[Dataset rows]
----------

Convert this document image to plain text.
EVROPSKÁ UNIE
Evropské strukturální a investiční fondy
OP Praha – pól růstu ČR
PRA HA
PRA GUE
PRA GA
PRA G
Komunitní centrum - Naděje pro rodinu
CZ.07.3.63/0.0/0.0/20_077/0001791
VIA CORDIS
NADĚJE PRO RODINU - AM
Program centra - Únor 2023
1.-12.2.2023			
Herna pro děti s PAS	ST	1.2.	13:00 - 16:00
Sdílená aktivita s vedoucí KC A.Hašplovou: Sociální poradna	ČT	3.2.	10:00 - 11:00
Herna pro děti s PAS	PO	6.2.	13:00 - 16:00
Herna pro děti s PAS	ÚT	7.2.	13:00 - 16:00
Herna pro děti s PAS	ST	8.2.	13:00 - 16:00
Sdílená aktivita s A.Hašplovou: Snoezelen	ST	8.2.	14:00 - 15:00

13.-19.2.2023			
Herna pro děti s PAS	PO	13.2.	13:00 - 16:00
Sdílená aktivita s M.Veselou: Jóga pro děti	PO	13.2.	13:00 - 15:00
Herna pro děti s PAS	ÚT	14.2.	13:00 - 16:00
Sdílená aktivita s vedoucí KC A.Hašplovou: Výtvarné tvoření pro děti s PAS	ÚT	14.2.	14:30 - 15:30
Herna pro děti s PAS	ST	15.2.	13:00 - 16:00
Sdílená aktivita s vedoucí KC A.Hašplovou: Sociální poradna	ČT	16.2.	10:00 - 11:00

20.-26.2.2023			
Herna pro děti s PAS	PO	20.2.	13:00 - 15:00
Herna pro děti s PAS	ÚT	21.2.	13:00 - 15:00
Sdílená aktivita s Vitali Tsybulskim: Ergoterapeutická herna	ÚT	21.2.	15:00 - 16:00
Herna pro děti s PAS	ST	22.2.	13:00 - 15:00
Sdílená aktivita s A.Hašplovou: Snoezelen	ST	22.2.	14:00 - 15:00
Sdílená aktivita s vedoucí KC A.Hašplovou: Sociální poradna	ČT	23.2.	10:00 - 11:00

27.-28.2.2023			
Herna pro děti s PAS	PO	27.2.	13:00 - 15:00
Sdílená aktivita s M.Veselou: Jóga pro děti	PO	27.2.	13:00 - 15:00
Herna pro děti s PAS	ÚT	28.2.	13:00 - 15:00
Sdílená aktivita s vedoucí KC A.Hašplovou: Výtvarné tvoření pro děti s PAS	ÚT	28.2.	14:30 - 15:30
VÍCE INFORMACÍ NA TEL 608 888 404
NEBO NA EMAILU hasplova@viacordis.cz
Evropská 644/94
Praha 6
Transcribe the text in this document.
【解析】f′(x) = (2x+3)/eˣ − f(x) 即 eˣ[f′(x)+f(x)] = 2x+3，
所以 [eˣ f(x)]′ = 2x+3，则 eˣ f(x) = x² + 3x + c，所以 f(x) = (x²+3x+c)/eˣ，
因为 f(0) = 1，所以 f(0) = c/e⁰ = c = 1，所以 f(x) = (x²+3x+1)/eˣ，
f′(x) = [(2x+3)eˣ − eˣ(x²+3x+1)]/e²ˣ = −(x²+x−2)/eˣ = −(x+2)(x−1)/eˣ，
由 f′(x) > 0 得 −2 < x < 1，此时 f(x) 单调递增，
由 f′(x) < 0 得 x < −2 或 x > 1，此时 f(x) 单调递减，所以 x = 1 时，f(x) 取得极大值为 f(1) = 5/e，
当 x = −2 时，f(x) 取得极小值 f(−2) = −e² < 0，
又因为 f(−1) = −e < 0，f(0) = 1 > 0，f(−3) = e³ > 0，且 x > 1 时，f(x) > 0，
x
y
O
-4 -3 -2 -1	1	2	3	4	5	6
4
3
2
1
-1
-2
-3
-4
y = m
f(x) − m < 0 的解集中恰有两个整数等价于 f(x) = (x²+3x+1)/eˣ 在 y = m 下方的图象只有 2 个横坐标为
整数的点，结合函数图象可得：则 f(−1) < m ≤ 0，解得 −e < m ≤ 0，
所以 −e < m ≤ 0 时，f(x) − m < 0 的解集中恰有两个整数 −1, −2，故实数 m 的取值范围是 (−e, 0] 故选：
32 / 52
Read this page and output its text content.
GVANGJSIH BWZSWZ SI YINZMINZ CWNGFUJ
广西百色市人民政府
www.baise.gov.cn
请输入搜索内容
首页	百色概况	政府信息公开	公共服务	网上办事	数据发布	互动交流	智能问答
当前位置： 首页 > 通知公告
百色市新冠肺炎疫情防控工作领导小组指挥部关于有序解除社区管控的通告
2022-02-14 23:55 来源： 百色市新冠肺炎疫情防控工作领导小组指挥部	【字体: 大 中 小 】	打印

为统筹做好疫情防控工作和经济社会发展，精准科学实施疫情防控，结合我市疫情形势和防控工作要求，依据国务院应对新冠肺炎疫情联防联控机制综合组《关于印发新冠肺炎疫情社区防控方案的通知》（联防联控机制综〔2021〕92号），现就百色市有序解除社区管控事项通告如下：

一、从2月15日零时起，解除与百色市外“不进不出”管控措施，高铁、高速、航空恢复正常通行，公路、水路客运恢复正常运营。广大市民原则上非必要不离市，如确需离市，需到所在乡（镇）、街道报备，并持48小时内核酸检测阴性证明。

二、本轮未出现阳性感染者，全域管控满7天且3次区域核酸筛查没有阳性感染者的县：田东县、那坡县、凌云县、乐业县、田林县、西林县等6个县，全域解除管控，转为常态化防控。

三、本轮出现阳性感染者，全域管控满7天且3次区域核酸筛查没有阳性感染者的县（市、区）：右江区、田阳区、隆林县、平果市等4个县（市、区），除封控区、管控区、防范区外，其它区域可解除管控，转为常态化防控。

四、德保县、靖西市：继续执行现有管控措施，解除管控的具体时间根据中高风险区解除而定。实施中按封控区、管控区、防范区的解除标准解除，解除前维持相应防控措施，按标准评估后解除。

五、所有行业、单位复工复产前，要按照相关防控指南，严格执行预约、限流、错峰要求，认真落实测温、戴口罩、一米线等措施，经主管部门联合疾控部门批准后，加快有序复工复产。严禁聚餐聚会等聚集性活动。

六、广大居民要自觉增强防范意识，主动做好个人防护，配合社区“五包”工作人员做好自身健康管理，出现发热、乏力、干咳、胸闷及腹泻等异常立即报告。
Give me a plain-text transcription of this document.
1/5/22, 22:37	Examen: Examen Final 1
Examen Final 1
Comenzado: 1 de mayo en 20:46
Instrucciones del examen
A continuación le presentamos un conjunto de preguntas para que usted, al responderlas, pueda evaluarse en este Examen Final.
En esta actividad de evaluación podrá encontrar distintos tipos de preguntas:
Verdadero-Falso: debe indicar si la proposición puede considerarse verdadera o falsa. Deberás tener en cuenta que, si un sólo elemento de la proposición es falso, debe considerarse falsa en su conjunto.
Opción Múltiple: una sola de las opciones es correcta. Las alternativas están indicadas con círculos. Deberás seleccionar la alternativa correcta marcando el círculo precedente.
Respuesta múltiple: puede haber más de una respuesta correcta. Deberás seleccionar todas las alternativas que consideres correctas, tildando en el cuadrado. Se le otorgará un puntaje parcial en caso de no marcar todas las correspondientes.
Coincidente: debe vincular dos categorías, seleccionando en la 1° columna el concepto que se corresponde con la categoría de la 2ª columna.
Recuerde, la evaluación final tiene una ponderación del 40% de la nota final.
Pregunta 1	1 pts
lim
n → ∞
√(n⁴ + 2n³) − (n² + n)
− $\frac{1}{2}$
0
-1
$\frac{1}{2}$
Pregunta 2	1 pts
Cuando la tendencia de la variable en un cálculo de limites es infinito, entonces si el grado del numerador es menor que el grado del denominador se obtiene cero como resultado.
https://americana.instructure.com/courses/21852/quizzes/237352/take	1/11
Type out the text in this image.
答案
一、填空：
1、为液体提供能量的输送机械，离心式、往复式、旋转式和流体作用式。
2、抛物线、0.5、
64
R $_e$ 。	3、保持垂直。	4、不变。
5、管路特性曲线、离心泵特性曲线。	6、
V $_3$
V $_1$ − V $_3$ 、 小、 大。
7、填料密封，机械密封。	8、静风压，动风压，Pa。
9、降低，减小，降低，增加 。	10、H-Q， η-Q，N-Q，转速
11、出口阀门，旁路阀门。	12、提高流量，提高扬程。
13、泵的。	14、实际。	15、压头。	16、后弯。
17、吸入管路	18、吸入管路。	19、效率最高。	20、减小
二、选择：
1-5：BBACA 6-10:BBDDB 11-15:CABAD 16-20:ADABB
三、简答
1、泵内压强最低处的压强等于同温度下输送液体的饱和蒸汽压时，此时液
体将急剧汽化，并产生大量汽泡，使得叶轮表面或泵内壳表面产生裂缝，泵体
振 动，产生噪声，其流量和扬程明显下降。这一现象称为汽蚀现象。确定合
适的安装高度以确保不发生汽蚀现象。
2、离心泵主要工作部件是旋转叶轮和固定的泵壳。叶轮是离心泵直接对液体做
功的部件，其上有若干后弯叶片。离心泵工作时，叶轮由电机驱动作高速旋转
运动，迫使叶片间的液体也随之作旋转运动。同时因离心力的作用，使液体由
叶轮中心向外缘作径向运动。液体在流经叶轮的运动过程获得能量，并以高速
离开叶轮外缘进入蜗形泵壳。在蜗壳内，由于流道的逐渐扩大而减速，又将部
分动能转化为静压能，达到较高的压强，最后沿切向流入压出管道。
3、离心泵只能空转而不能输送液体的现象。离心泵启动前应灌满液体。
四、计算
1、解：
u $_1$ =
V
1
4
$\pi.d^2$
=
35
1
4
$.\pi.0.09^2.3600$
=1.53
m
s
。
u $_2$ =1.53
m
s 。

----------

• Problem details: Exactly how many lines in the data above contain the word "image"? Respond with the number and nothing more.

• The completed task: 2